→ **Instruction**
Pull out every line in the entries below that contains the string "bold". Case counts, so match capitals and lowercase letters exactly.

→ **Data supplied**
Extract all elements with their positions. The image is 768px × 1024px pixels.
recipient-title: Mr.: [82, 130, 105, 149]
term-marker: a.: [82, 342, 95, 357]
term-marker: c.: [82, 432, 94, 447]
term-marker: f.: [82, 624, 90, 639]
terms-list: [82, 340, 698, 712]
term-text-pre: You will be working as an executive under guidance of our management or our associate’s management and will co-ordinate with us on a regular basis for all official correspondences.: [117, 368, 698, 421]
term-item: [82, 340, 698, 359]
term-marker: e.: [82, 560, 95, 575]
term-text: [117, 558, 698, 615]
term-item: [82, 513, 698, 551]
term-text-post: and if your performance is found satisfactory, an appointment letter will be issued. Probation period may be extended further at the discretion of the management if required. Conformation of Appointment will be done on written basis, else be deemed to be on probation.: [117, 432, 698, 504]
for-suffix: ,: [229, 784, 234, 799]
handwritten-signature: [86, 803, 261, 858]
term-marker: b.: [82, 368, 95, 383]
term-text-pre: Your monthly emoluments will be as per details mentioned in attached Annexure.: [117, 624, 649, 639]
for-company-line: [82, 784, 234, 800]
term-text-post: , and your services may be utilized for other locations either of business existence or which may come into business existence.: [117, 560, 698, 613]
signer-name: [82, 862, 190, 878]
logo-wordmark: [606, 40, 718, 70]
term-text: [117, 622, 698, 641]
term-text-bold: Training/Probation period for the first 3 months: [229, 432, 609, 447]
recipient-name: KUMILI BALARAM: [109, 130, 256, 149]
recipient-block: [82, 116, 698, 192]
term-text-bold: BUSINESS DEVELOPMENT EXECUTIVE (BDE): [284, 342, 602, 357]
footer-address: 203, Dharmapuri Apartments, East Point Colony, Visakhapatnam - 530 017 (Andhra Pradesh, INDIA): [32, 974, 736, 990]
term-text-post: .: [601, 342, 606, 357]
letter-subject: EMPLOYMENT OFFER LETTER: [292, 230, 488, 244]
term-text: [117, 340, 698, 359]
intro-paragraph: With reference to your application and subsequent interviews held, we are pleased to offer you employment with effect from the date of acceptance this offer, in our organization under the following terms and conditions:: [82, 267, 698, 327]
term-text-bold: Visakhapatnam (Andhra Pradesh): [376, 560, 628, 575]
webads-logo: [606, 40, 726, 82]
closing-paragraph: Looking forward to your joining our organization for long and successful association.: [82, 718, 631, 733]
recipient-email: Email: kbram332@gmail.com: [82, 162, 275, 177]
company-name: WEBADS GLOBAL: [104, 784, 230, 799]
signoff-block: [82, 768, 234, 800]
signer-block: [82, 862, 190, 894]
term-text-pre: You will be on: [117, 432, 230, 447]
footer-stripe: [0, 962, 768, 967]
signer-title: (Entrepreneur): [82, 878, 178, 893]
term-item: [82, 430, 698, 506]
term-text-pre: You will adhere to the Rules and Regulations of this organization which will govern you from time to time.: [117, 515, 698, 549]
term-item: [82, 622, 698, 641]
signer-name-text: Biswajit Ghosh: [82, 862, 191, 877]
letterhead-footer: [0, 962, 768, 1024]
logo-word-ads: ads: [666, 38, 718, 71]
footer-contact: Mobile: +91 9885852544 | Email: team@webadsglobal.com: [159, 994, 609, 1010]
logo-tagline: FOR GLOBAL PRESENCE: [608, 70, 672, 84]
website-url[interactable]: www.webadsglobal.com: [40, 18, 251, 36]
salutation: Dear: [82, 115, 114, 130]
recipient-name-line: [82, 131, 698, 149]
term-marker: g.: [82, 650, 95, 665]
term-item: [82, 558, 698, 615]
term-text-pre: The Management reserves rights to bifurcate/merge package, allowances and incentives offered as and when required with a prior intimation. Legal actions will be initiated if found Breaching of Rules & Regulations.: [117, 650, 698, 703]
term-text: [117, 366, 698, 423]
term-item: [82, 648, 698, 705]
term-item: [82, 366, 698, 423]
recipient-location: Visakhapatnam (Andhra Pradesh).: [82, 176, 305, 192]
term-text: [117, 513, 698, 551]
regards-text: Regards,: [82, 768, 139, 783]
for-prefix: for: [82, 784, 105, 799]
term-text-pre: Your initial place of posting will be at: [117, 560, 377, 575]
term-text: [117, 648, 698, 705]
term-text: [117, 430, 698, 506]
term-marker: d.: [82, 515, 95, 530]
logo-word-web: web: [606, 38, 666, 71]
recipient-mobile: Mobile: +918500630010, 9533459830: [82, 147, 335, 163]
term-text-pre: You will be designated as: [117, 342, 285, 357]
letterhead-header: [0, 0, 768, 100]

→ **Response for this exercise**
term-text-bold: Training/Probation period for the first 3 months: [229, 432, 609, 447]
term-text-bold: BUSINESS DEVELOPMENT EXECUTIVE (BDE): [284, 342, 602, 357]
term-text-bold: Visakhapatnam (Andhra Pradesh): [376, 560, 628, 575]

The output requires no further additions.